STATED PROBLEM
Faithfully return all lines, omitting every embedded picture.

DATASET CONTENT
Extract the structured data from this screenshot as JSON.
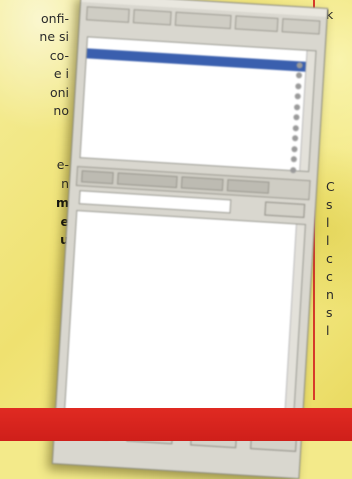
{
  "article": {
    "left_lines": [
      "onfi-",
      "ne si",
      "co-",
      "e i",
      "oni",
      "no",
      "e-",
      "n",
      "m",
      "e",
      "u"
    ],
    "left_bold": [
      false,
      false,
      false,
      false,
      false,
      false,
      false,
      false,
      true,
      true,
      true
    ],
    "right_lines": [
      "k",
      "C",
      "s",
      "l",
      "l",
      "c",
      "c",
      "n",
      "s",
      "l"
    ]
  },
  "window": {
    "tabs": [
      "",
      "",
      "",
      "",
      ""
    ],
    "top_list": [
      "",
      "",
      "",
      "",
      "",
      "",
      "",
      "",
      "",
      "",
      "",
      ""
    ],
    "selected_index": 1,
    "bottom_list": [
      "",
      "",
      "",
      "",
      "",
      "",
      "",
      "",
      "",
      "",
      "",
      "",
      "",
      "",
      "",
      ""
    ],
    "footer_buttons": [
      "",
      "",
      "",
      ""
    ]
  }
}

RESPONSE TO THIS TASK
Extract the structured data from this screenshot as JSON.
{
  "article": {
    "left_lines": [
      "onfi-",
      "ne si",
      "co-",
      "e i",
      "oni",
      "no",
      "e-",
      "n",
      "m",
      "e",
      "u"
    ],
    "left_bold": [
      false,
      false,
      false,
      false,
      false,
      false,
      false,
      false,
      true,
      true,
      true
    ],
    "right_lines": [
      "k",
      "C",
      "s",
      "l",
      "l",
      "c",
      "c",
      "n",
      "s",
      "l"
    ]
  },
  "window": {
    "tabs": [
      "",
      "",
      "",
      "",
      ""
    ],
    "top_list": [
      "",
      "",
      "",
      "",
      "",
      "",
      "",
      "",
      "",
      "",
      "",
      ""
    ],
    "selected_index": 1,
    "bottom_list": [
      "",
      "",
      "",
      "",
      "",
      "",
      "",
      "",
      "",
      "",
      "",
      "",
      "",
      "",
      "",
      ""
    ],
    "footer_buttons": [
      "",
      "",
      "",
      ""
    ]
  }
}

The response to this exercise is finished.